PASSAGE PROVIDED

'Training Day' at 20: Ethan Hawke thought Nick Nolte was going to play dirty cop, knew Denzel was winning Oscar on 'Day 3'
Ethan Hawke says he received some faulty intelligence about whom he’d be costarring with when he was first sent the script for Training Day, Antoine Fuqua’s gritty cop drama released 20 years, on Oct. 5, 2001.
“I remember somebody had, in error, told me that Nick Nolte was playing the part,” Hawke told us during a 2014 Role Recall interview before offering his best impression of the grizzled 48 Hrs. star (watch above, with Training Day starting at 2:52). “And it seemed like kind of an obvious Nick Nolte part. You know, the dirty cop and drinking beer cans. … You can imagine Nick doing the whole thing.”
The part in question was Det. Alonzo Harris (as the character would ultimately be called), a corrupt if decorated LAPD narcotics officer who puts his fresh-faced new partner Jake Hoyt through the wringer as they police the streets of Los Angeles’s dirty underbelly. According to IMDb, Samuel L. Jackson, Bruce Willis, Gary Sinise and Tom Sizemore were all offered the role at points, but not Nolte.
Of course, the role went to Denzel Washington, whose fire-breathing performance as Harris earned him what many believed was an overdue first Academy Award for Best Actor. (Washington had previously won Best Supporting Actor for Glory in 1990.)
“When I heard it was going to be Denzel, I was like, ‘Oh, this is going to a whole ‘nother level,’” says Hawke, who netted a Best Supporting Actor nom for his role. “Not that Nick Nolte isn’t one of my favorite actors, because he is. But I’d seen Nick play that part.
“It was a very dangerous thing at that moment in his career for Denzel to play a bad guy. Here he was poised to be the Sidney Poitier of his generation. You know, he was being harassed by the NAACP that he shouldn’t play a bad guy and stuff like that. And he’s a guy that, not only did he do it, he went all the way with it.”

(Collected data)

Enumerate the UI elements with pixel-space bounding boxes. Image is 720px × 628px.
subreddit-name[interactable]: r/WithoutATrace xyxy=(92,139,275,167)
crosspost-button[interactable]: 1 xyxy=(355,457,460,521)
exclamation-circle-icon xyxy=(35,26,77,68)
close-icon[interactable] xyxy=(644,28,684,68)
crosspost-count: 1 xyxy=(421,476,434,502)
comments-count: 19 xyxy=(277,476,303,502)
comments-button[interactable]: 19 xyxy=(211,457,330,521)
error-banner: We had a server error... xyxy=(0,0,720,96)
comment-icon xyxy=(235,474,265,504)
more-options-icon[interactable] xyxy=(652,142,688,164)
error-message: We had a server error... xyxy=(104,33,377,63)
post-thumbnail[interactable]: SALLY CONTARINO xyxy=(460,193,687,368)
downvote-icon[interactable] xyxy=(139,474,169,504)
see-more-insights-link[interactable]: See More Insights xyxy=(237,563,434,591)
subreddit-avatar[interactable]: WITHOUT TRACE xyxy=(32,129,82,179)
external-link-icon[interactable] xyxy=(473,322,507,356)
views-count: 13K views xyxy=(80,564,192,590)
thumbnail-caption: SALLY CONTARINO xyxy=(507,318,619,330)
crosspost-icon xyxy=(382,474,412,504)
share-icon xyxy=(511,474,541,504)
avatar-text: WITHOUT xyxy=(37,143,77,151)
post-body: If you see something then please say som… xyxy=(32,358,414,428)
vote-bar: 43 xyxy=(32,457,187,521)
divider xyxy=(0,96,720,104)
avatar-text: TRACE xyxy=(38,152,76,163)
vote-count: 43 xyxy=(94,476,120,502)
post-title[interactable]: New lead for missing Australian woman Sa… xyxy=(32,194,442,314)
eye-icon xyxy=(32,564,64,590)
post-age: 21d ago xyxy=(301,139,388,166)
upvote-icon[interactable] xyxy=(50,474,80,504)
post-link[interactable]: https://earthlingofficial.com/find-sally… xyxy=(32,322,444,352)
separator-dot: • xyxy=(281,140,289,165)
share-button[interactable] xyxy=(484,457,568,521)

ACTIVITY LIST
A - In the Training Day article, which film earned Denzel Washington his earlier Best Supporting Actor win?
B - Write the next part of the article on Training Day, continuing from its final paragraph.

RESULTS OF THE EXERCISE
A - Glory, in 1990.

B -
In a 2015 Q&A with students at Loyola Marymount University’s School of Film & TV, Hawke elaborated on the blowback his co-star received from the NAACP.
“The NAACP came to the set and said, ‘What are you doing?,’” Hawke said. “And you know I never had a political organization talk to me about what roles I pick. And Denzel, I remember him saying, ‘What, Al Pacino can play a bad guy. Gene Hackman can play a bad guy. I can’t play a bad guy? I’m an artist. That’s how I lead, not by being some dubious role model by only playing squeaky clean people. I’ll be a role model by being great at my job.’ You know now that is impressive to me obviously.”
In an ironic twist, Washington eventually won Best Actor from the NAACP Image Awards for Training Day. As for the big Oscar win, Hawke says he saw it coming from their earliest ride alongs.
“I knew he was going to win the Oscar,” Hawke told us. “I knew it on about Day 3. I remember thinking that if I don’t f*** up the movie, he’ll win the Oscar.
“It was one of the great pleasures of my life to kind of sit shotgun on that movie. I felt like my job was to literally lob baseballs across home plate so he could just knock them out of the park every day. It was one of the best times I ever had making a movie.”